**Description of the task:** Restate the material word for word and leave out anything that is a picture.

**Stored rows:**
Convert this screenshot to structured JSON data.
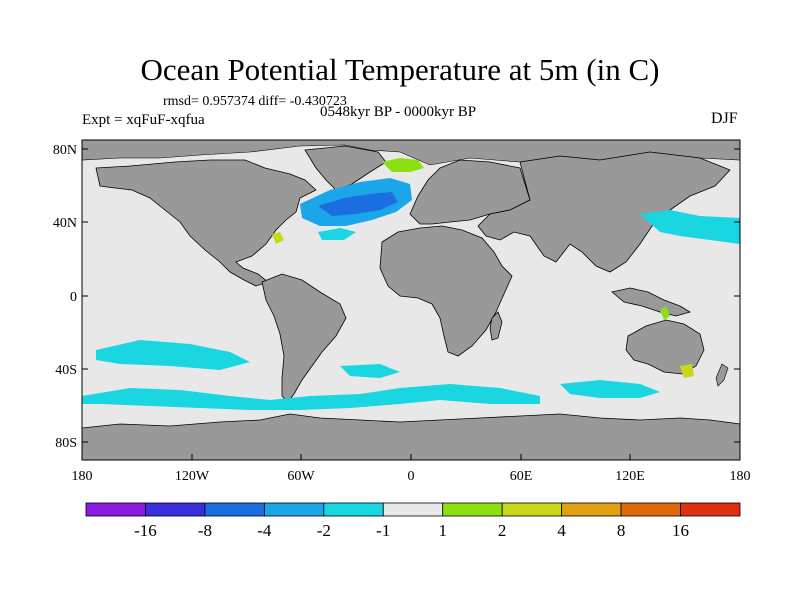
{
  "title": "Ocean Potential Temperature at 5m (in C)",
  "stats": "rmsd= 0.957374 diff= -0.430723",
  "experiment": "Expt = xqFuF-xqfua",
  "period": "0548kyr BP - 0000kyr BP",
  "season": "DJF",
  "lat_ticks": [
    "80N",
    "40N",
    "0",
    "40S",
    "80S"
  ],
  "lon_ticks": [
    "180",
    "120W",
    "60W",
    "0",
    "60E",
    "120E",
    "180"
  ],
  "colorbar": {
    "colors": [
      "#8c1be0",
      "#3a2ddc",
      "#1a6ee0",
      "#1aa6e8",
      "#1ad6e0",
      "#e8e8e8",
      "#8ce010",
      "#c8d818",
      "#e0a010",
      "#e06a0a",
      "#e03010"
    ],
    "labels": [
      "-16",
      "-8",
      "-4",
      "-2",
      "-1",
      "1",
      "2",
      "4",
      "8",
      "16"
    ]
  },
  "colors": {
    "land": "#999999",
    "ocean_neutral": "#e8e8e8",
    "coast": "#000000"
  }
}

**Completed task:**
Convert this screenshot to structured JSON data.
{
  "title": "Ocean Potential Temperature at 5m (in C)",
  "stats": "rmsd= 0.957374 diff= -0.430723",
  "experiment": "Expt = xqFuF-xqfua",
  "period": "0548kyr BP - 0000kyr BP",
  "season": "DJF",
  "lat_ticks": [
    "80N",
    "40N",
    "0",
    "40S",
    "80S"
  ],
  "lon_ticks": [
    "180",
    "120W",
    "60W",
    "0",
    "60E",
    "120E",
    "180"
  ],
  "colorbar": {
    "colors": [
      "#8c1be0",
      "#3a2ddc",
      "#1a6ee0",
      "#1aa6e8",
      "#1ad6e0",
      "#e8e8e8",
      "#8ce010",
      "#c8d818",
      "#e0a010",
      "#e06a0a",
      "#e03010"
    ],
    "labels": [
      "-16",
      "-8",
      "-4",
      "-2",
      "-1",
      "1",
      "2",
      "4",
      "8",
      "16"
    ]
  },
  "colors": {
    "land": "#999999",
    "ocean_neutral": "#e8e8e8",
    "coast": "#000000"
  }
}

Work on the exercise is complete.